• WHAT YOU ARE ASKED TO DO:
Which lines hold the word "text"? Copy each of them.

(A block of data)
_ _ _ _ _
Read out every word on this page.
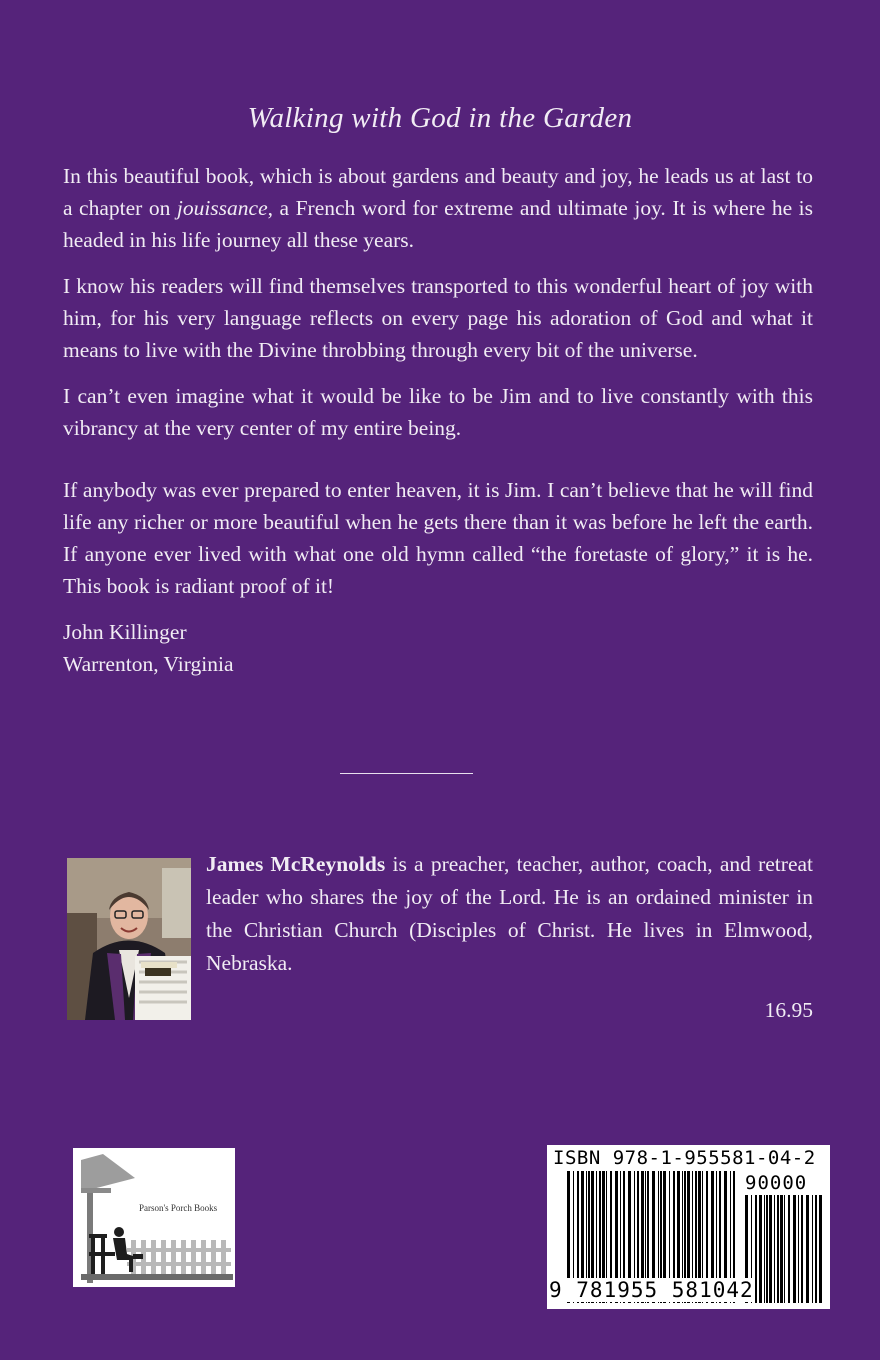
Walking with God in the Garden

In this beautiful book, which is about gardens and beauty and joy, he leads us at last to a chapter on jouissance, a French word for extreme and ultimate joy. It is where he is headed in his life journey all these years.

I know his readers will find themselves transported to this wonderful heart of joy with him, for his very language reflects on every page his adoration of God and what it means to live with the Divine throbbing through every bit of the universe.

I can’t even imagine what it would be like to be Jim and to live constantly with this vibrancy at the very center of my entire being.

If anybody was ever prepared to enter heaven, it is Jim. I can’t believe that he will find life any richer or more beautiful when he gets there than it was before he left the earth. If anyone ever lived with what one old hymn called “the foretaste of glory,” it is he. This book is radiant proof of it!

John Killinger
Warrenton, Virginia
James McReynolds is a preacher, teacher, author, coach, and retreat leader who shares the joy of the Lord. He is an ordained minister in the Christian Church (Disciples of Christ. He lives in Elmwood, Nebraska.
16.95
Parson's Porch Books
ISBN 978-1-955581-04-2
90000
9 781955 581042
_ _ _ _ _
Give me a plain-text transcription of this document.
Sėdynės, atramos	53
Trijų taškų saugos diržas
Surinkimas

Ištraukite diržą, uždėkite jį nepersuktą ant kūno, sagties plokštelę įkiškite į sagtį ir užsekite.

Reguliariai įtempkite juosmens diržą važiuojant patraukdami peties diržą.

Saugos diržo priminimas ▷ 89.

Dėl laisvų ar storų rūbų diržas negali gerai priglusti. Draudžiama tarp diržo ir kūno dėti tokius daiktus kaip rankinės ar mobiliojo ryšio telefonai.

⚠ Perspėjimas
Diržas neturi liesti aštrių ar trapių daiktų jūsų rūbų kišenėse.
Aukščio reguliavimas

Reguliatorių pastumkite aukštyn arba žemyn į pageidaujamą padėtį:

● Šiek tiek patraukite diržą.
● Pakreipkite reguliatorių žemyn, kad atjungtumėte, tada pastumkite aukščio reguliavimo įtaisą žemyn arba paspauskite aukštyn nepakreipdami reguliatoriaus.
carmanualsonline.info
_ _ _ _ _
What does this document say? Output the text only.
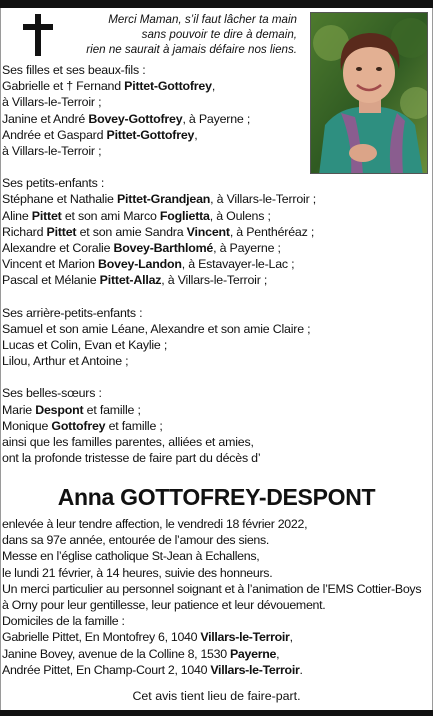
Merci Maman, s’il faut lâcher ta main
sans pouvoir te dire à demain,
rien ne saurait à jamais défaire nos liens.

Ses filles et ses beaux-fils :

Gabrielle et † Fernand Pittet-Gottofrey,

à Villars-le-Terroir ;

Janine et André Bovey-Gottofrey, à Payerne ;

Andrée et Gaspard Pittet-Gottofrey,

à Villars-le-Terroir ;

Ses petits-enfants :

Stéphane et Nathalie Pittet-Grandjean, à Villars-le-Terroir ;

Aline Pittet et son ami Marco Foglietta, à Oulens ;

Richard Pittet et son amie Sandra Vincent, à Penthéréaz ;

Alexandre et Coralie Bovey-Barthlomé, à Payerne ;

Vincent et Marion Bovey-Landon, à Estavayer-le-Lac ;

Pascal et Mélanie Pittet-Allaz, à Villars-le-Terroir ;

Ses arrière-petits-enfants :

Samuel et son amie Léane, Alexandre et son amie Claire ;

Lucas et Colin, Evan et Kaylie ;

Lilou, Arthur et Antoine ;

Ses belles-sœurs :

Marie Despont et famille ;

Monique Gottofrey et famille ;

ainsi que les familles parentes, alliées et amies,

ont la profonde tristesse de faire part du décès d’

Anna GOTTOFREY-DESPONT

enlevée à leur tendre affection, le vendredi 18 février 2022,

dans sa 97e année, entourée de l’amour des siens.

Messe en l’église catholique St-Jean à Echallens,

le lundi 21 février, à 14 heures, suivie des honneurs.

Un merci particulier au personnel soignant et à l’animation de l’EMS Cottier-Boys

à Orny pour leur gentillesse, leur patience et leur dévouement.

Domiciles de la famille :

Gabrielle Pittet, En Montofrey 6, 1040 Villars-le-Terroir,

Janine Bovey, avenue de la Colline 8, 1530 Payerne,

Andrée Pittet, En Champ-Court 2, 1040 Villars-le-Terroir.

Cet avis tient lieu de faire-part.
_ _ _ _ _
• COMPLETE RESPONSE:
Give me a plain-text transcription of this document.
What does this document say? Output the text only.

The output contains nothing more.